▶ [Record set]
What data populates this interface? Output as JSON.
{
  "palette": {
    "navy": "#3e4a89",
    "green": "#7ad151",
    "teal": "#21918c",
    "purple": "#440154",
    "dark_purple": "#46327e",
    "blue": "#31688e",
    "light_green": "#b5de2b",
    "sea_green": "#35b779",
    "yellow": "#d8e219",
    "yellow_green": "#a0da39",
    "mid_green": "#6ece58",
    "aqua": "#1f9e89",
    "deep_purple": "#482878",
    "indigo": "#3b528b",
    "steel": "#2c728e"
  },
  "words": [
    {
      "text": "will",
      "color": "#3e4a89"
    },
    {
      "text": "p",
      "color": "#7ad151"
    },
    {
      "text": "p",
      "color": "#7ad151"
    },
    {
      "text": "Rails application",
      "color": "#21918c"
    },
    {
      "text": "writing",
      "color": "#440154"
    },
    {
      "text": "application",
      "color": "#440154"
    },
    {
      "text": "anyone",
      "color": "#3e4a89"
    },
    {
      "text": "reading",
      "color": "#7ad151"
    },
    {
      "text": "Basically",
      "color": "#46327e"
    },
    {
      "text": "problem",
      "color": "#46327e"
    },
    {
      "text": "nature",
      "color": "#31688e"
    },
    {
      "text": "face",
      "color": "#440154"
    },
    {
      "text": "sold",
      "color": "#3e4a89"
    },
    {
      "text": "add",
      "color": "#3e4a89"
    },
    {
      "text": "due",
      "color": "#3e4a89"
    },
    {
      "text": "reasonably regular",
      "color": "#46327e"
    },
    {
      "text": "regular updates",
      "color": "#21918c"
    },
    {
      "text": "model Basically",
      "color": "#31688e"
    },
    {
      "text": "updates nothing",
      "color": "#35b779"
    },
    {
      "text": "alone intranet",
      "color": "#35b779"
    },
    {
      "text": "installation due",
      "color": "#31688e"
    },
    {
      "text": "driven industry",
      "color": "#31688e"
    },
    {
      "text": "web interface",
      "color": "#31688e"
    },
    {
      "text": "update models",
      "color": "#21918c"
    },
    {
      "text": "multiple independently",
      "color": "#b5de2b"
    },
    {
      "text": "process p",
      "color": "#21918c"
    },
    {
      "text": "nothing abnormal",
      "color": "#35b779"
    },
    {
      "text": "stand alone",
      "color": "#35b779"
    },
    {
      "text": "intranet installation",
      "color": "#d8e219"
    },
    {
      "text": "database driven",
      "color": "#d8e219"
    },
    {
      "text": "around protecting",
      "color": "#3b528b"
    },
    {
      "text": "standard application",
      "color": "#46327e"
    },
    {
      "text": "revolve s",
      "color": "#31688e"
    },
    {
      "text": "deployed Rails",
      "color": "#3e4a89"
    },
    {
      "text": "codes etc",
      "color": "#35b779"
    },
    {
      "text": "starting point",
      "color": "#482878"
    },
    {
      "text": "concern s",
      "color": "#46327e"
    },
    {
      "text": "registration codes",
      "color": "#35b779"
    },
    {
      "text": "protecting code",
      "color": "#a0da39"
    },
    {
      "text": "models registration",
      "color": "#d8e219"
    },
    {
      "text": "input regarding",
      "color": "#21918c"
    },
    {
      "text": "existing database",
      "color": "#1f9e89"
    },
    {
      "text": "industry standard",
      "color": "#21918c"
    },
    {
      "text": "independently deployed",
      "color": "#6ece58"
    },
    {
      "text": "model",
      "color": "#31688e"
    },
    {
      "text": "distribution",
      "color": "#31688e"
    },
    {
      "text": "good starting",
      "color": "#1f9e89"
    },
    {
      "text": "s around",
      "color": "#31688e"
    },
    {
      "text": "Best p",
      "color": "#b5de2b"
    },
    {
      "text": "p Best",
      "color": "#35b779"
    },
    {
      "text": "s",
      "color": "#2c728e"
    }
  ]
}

▶ [Task goal]
Quote the material exactly, leaving nothing out.

▶ [The reply]
What data populates this interface? Output as JSON.
{
  "palette": {
    "navy": "#3e4a89",
    "green": "#7ad151",
    "teal": "#21918c",
    "purple": "#440154",
    "dark_purple": "#46327e",
    "blue": "#31688e",
    "light_green": "#b5de2b",
    "sea_green": "#35b779",
    "yellow": "#d8e219",
    "yellow_green": "#a0da39",
    "mid_green": "#6ece58",
    "aqua": "#1f9e89",
    "deep_purple": "#482878",
    "indigo": "#3b528b",
    "steel": "#2c728e"
  },
  "words": [
    {
      "text": "will",
      "color": "#3e4a89"
    },
    {
      "text": "p",
      "color": "#7ad151"
    },
    {
      "text": "p",
      "color": "#7ad151"
    },
    {
      "text": "Rails application",
      "color": "#21918c"
    },
    {
      "text": "writing",
      "color": "#440154"
    },
    {
      "text": "application",
      "color": "#440154"
    },
    {
      "text": "anyone",
      "color": "#3e4a89"
    },
    {
      "text": "reading",
      "color": "#7ad151"
    },
    {
      "text": "Basically",
      "color": "#46327e"
    },
    {
      "text": "problem",
      "color": "#46327e"
    },
    {
      "text": "nature",
      "color": "#31688e"
    },
    {
      "text": "face",
      "color": "#440154"
    },
    {
      "text": "sold",
      "color": "#3e4a89"
    },
    {
      "text": "add",
      "color": "#3e4a89"
    },
    {
      "text": "due",
      "color": "#3e4a89"
    },
    {
      "text": "reasonably regular",
      "color": "#46327e"
    },
    {
      "text": "regular updates",
      "color": "#21918c"
    },
    {
      "text": "model Basically",
      "color": "#31688e"
    },
    {
      "text": "updates nothing",
      "color": "#35b779"
    },
    {
      "text": "alone intranet",
      "color": "#35b779"
    },
    {
      "text": "installation due",
      "color": "#31688e"
    },
    {
      "text": "driven industry",
      "color": "#31688e"
    },
    {
      "text": "web interface",
      "color": "#31688e"
    },
    {
      "text": "update models",
      "color": "#21918c"
    },
    {
      "text": "multiple independently",
      "color": "#b5de2b"
    },
    {
      "text": "process p",
      "color": "#21918c"
    },
    {
      "text": "nothing abnormal",
      "color": "#35b779"
    },
    {
      "text": "stand alone",
      "color": "#35b779"
    },
    {
      "text": "intranet installation",
      "color": "#d8e219"
    },
    {
      "text": "database driven",
      "color": "#d8e219"
    },
    {
      "text": "around protecting",
      "color": "#3b528b"
    },
    {
      "text": "standard application",
      "color": "#46327e"
    },
    {
      "text": "revolve s",
      "color": "#31688e"
    },
    {
      "text": "deployed Rails",
      "color": "#3e4a89"
    },
    {
      "text": "codes etc",
      "color": "#35b779"
    },
    {
      "text": "starting point",
      "color": "#482878"
    },
    {
      "text": "concern s",
      "color": "#46327e"
    },
    {
      "text": "registration codes",
      "color": "#35b779"
    },
    {
      "text": "protecting code",
      "color": "#a0da39"
    },
    {
      "text": "models registration",
      "color": "#d8e219"
    },
    {
      "text": "input regarding",
      "color": "#21918c"
    },
    {
      "text": "existing database",
      "color": "#1f9e89"
    },
    {
      "text": "industry standard",
      "color": "#21918c"
    },
    {
      "text": "independently deployed",
      "color": "#6ece58"
    },
    {
      "text": "model",
      "color": "#31688e"
    },
    {
      "text": "distribution",
      "color": "#31688e"
    },
    {
      "text": "good starting",
      "color": "#1f9e89"
    },
    {
      "text": "s around",
      "color": "#31688e"
    },
    {
      "text": "Best p",
      "color": "#b5de2b"
    },
    {
      "text": "p Best",
      "color": "#35b779"
    },
    {
      "text": "s",
      "color": "#2c728e"
    }
  ]
}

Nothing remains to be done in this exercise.